[Lines of data]
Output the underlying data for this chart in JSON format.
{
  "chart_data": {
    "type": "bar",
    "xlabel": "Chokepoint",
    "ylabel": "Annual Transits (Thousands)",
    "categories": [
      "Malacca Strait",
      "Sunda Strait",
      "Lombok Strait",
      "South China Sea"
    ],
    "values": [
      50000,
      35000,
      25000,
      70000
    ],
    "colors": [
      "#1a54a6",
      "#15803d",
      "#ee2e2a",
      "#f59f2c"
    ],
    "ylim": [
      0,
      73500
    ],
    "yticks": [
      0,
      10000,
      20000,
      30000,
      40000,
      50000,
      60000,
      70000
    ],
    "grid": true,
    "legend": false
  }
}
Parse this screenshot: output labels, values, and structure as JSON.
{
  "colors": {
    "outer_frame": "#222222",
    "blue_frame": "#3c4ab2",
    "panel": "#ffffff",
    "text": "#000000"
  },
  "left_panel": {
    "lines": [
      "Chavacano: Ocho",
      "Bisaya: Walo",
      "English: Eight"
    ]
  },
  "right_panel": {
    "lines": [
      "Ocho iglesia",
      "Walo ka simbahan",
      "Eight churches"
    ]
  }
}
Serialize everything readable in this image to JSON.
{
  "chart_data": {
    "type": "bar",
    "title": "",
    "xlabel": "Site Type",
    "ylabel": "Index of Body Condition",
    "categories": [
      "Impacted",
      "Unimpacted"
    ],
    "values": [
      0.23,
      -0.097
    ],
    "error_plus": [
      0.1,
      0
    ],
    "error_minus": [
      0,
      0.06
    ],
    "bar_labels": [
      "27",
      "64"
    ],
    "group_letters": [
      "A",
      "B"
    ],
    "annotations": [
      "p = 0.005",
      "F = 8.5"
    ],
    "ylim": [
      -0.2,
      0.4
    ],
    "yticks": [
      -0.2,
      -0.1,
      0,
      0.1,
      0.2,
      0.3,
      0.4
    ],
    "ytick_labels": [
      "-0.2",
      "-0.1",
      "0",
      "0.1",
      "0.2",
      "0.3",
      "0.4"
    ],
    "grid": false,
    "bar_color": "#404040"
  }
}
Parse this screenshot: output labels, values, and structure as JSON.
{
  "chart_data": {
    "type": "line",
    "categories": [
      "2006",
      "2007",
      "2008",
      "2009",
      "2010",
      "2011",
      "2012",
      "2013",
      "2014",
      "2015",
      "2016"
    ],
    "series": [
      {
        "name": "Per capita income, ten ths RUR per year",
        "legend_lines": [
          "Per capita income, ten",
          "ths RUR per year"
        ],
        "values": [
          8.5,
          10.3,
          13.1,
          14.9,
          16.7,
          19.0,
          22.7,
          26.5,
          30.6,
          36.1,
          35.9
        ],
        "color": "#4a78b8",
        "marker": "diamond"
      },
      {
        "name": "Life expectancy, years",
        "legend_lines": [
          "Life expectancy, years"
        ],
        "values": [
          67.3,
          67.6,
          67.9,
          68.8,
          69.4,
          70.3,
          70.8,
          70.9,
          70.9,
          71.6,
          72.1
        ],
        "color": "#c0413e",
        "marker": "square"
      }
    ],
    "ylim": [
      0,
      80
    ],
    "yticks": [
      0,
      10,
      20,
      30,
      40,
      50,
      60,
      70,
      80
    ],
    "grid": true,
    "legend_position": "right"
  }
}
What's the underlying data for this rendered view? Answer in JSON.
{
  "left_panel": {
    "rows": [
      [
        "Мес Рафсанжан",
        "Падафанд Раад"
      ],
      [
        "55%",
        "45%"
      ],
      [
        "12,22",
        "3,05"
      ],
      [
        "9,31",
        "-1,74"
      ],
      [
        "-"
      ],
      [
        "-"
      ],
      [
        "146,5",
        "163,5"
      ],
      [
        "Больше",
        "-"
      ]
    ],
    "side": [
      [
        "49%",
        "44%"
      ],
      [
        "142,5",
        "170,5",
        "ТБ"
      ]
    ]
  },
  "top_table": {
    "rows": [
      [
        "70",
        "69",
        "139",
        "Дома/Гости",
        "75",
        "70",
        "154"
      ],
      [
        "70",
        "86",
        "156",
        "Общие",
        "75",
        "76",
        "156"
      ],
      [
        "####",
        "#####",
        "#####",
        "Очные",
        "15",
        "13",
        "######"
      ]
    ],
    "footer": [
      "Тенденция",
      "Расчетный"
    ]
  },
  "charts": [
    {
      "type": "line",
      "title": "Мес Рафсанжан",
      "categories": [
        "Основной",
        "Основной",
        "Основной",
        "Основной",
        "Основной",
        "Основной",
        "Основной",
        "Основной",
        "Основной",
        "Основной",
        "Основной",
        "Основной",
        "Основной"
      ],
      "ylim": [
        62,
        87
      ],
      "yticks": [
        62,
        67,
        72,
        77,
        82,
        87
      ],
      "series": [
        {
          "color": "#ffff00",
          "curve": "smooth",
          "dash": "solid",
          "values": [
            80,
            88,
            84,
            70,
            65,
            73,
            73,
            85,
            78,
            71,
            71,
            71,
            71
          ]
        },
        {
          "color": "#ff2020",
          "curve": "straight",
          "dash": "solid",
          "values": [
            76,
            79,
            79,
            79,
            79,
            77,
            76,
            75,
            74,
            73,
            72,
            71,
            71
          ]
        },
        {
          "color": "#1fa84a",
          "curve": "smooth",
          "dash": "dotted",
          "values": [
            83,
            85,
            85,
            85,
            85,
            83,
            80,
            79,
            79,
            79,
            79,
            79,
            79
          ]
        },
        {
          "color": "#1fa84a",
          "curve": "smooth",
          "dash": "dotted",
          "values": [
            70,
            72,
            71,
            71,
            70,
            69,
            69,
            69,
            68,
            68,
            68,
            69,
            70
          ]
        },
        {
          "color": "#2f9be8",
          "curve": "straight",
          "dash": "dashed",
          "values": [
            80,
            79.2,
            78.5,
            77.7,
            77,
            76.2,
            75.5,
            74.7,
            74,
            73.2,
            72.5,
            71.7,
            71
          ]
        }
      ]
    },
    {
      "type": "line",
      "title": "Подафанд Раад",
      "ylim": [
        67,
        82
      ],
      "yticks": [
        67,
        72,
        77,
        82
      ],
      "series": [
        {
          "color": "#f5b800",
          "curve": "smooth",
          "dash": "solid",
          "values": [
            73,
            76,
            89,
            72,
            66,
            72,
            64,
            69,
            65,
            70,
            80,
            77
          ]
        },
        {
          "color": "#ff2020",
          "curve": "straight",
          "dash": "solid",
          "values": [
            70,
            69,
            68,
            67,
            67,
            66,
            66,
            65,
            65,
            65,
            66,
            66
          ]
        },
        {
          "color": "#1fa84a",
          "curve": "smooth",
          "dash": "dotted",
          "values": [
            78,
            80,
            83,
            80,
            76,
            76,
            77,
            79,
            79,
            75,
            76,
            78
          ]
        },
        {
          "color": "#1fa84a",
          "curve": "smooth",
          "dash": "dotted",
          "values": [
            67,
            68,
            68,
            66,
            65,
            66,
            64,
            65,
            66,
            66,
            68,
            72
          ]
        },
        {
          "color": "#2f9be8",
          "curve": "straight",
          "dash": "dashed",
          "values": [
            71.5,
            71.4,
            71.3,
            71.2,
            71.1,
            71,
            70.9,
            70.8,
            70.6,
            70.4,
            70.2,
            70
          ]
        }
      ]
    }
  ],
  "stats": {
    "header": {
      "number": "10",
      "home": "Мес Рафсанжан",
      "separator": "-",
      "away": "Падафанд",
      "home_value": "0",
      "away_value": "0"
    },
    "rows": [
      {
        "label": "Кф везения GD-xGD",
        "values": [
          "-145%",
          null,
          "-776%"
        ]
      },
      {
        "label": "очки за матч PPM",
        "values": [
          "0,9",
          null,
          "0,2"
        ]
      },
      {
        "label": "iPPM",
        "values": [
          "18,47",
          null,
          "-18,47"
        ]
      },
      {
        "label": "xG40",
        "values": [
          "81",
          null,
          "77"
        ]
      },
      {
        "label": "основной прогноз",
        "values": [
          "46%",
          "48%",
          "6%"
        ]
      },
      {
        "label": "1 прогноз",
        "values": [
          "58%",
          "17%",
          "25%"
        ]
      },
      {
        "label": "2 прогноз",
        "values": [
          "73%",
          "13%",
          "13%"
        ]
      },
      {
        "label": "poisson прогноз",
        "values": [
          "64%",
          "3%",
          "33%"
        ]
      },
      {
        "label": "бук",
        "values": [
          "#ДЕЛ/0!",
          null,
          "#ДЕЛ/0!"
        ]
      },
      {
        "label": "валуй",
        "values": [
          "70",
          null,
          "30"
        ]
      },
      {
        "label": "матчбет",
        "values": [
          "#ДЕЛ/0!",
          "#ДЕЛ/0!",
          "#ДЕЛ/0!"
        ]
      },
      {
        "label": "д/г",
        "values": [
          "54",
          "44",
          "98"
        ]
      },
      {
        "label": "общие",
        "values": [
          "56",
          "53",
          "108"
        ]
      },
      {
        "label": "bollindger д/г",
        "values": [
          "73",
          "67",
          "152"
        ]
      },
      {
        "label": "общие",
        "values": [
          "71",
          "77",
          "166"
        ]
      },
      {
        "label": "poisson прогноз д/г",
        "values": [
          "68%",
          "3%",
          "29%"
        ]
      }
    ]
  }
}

JOB
Pick out and copy every line that contains the word "прогноз".

RESULT OF THE TASK
        "label": "основной прогноз",
        "label": "1 прогноз",
        "label": "2 прогноз",
        "label": "poisson прогноз",
        "label": "poisson прогноз д/г",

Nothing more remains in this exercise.